Excerpted data:

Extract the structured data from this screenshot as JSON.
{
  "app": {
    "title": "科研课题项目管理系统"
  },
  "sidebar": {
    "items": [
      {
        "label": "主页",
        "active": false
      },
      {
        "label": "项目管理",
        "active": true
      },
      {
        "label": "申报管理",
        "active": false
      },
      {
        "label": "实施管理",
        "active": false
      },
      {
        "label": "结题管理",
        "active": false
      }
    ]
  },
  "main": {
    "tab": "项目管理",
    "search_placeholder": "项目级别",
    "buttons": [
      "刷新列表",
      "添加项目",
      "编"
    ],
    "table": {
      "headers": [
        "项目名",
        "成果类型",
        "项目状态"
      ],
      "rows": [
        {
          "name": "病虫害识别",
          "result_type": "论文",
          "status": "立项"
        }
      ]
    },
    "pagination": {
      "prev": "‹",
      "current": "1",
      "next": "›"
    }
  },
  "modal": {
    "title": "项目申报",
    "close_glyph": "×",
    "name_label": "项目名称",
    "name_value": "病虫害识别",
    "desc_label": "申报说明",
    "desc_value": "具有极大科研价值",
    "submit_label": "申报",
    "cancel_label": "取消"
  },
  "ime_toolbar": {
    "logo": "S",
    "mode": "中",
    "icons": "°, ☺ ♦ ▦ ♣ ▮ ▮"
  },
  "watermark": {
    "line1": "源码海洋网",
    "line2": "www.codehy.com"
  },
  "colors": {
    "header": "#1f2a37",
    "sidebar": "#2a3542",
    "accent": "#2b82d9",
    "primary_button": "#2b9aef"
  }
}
--
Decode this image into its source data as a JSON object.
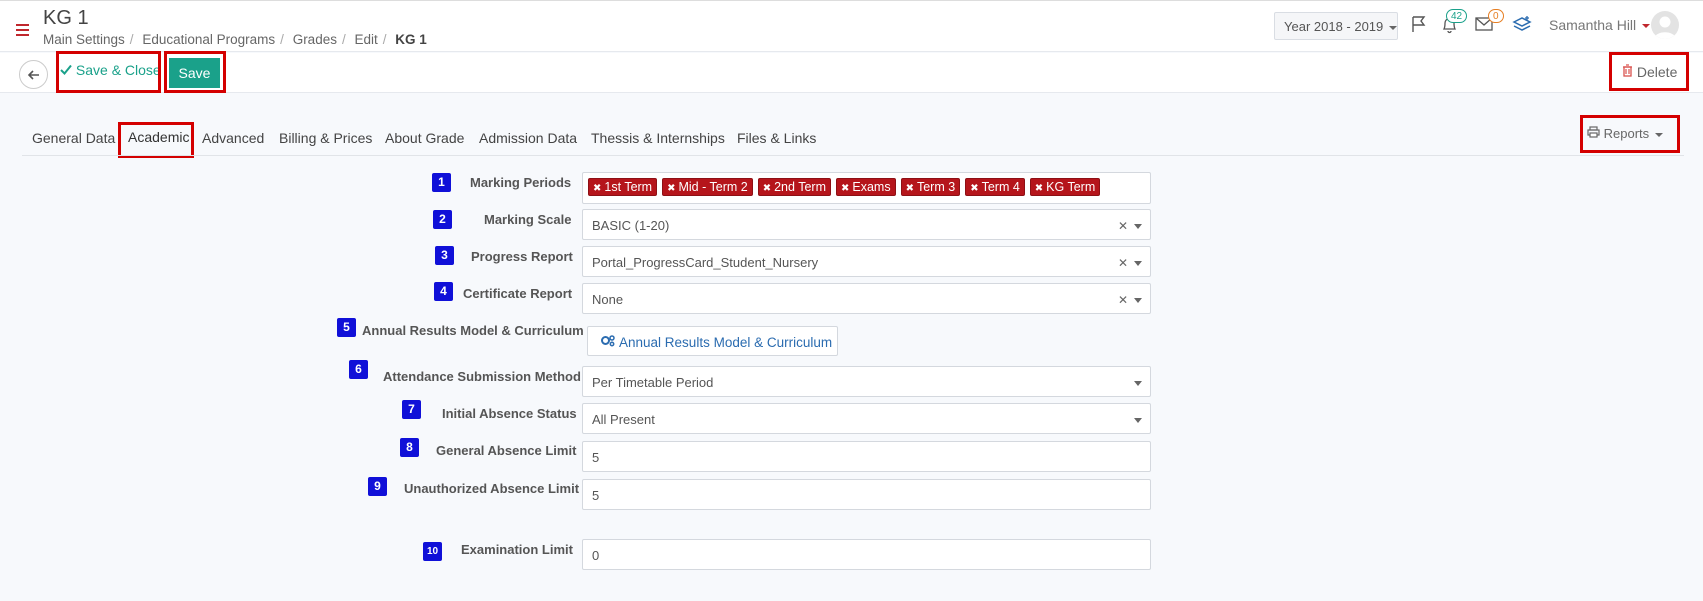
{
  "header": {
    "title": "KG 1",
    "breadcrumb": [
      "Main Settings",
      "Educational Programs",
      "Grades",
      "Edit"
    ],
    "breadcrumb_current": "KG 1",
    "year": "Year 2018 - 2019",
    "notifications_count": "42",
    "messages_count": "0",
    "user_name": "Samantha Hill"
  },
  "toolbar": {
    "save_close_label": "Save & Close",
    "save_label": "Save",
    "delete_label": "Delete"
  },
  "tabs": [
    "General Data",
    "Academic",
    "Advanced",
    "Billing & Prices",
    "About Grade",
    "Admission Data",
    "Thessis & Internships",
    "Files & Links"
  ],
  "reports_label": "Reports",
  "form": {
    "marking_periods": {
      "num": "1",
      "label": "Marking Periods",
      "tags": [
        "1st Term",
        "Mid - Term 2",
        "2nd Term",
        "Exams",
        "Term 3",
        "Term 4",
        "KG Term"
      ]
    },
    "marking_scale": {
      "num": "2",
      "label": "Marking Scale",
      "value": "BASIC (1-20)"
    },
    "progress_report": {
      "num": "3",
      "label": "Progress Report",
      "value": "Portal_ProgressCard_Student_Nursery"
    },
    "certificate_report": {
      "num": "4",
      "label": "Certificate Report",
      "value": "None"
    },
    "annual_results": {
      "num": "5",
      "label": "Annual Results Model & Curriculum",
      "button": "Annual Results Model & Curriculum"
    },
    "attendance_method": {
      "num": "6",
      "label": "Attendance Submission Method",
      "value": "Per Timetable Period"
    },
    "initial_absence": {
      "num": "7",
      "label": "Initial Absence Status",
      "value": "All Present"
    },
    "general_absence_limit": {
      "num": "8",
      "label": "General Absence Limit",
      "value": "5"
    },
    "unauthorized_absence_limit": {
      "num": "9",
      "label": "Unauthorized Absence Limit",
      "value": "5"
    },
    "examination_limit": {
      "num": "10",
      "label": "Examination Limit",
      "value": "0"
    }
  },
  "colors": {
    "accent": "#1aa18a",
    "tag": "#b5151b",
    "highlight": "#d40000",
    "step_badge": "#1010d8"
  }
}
---
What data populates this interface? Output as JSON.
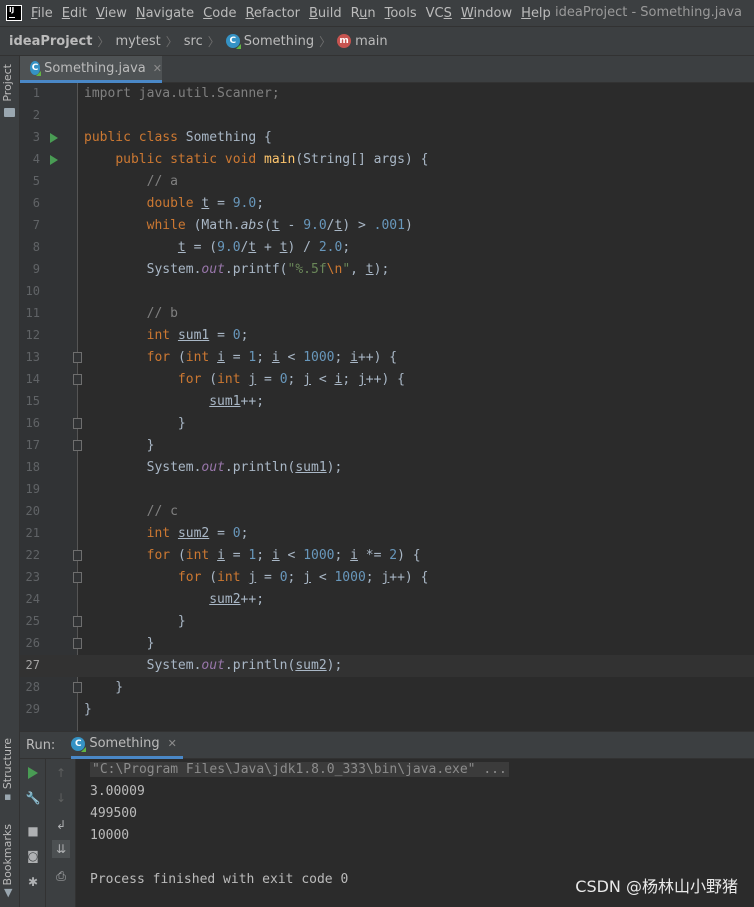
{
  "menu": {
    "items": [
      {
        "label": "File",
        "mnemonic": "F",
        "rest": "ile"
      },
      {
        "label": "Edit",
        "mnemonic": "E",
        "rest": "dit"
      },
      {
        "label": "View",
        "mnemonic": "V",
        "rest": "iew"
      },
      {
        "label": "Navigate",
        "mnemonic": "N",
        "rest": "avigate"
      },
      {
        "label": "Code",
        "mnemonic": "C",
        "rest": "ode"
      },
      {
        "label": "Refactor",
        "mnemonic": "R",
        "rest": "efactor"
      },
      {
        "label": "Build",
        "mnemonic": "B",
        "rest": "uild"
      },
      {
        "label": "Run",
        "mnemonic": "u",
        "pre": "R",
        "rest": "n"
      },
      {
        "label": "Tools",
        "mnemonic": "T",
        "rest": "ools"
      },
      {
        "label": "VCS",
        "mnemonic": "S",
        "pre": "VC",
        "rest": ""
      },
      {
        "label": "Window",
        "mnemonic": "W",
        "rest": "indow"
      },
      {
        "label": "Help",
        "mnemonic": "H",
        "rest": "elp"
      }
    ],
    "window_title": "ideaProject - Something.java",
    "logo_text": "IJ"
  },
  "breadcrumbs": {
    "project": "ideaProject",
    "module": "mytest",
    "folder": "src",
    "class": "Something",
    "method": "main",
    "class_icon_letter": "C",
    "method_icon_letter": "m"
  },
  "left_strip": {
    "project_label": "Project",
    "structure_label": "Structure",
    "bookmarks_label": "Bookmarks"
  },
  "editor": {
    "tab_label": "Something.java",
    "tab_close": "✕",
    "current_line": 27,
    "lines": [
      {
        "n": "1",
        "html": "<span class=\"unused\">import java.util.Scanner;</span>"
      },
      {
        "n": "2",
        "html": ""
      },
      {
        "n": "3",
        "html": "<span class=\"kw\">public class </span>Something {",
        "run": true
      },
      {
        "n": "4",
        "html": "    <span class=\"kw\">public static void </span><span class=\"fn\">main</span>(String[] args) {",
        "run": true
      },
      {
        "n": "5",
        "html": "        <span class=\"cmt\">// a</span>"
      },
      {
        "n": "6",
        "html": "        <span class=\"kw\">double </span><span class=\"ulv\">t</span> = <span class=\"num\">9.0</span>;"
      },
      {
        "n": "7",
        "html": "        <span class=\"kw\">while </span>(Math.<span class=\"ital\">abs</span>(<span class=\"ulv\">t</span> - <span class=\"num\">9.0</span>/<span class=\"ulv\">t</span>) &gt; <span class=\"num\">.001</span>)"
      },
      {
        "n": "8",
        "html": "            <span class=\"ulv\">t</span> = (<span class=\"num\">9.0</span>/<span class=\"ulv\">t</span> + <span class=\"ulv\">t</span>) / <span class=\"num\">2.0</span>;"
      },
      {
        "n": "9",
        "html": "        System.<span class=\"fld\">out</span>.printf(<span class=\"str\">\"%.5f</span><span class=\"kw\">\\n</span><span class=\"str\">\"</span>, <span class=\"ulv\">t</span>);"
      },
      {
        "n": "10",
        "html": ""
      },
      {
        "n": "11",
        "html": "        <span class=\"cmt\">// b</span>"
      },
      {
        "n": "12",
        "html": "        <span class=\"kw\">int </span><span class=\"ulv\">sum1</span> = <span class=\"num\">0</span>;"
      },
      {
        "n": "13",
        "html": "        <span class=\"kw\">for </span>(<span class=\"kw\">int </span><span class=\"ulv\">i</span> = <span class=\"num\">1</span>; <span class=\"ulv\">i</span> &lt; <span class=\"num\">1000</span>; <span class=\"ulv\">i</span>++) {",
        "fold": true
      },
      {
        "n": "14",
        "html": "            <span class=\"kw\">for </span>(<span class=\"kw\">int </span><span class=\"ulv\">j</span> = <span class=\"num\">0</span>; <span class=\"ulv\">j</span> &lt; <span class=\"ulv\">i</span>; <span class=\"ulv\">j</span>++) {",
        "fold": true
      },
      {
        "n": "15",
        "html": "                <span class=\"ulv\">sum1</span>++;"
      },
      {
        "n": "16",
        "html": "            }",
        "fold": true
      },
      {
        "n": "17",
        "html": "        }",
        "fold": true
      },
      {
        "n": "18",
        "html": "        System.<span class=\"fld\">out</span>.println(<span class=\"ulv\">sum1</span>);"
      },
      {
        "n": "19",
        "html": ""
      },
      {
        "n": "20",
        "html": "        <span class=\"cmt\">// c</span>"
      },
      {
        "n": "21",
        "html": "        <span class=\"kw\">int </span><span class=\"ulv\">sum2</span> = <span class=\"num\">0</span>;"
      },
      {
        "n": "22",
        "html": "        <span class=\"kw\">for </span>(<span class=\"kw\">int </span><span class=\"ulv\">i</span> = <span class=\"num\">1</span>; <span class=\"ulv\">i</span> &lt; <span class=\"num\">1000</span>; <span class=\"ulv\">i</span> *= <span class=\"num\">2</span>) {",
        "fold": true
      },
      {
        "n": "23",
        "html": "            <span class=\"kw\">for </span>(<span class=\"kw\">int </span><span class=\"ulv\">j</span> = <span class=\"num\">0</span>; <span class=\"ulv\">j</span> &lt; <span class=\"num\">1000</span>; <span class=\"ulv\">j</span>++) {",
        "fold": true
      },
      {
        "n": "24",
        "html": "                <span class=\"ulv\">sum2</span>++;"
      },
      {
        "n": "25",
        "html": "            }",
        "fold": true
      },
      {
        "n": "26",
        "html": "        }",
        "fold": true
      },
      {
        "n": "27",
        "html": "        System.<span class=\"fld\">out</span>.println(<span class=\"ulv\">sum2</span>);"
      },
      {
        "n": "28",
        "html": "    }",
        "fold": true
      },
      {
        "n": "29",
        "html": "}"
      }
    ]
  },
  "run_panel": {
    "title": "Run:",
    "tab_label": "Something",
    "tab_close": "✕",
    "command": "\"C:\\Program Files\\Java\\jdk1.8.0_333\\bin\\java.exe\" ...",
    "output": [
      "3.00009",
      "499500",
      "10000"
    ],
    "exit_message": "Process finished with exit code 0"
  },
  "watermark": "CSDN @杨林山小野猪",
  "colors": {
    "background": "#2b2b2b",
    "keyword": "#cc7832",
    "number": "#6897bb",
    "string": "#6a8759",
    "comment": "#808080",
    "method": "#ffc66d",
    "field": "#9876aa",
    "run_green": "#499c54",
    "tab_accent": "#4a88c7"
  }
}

Exercise details: Identify the lines above that contain the word "println", then copy them.

Answer for this exercise:
        "html": "        System.<span class=\"fld\">out</span>.println(<span class=\"ulv\">sum1</span>);"
        "html": "        System.<span class=\"fld\">out</span>.println(<span class=\"ulv\">sum2</span>);"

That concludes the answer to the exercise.